_About this exercise_
Among the records below, find each line that includes the string "Anti" and copy it.

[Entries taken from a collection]
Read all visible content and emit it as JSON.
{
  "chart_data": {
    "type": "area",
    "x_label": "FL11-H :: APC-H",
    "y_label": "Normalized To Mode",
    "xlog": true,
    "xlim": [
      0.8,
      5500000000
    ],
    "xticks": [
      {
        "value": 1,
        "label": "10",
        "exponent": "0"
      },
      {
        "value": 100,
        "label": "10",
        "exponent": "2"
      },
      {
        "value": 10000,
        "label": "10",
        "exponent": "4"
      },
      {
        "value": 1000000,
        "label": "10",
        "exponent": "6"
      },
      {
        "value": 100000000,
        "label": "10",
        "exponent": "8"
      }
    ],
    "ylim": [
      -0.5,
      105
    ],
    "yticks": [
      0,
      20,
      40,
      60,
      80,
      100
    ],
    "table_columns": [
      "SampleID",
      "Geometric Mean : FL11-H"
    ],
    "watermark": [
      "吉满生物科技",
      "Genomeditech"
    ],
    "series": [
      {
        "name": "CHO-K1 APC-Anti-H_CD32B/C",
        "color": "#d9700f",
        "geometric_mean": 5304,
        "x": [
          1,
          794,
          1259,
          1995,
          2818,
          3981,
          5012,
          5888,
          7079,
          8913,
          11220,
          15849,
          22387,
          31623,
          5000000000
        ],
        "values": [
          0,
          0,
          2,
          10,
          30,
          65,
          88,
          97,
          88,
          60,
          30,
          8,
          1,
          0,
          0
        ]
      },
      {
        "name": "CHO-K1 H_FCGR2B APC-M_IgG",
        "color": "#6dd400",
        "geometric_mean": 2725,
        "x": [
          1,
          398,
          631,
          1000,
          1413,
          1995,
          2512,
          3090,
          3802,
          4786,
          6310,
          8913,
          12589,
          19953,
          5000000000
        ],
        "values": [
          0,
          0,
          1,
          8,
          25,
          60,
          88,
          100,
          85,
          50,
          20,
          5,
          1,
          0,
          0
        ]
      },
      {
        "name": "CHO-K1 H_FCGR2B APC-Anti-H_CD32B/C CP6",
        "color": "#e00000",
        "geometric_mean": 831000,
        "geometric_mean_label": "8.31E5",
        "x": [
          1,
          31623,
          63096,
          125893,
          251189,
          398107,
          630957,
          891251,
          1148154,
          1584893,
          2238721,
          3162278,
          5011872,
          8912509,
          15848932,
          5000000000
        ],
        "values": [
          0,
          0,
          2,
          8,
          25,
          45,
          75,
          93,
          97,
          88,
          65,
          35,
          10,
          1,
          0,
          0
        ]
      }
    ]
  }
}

_Result_
        "name": "CHO-K1 APC-Anti-H_CD32B/C",
        "name": "CHO-K1 H_FCGR2B APC-Anti-H_CD32B/C CP6",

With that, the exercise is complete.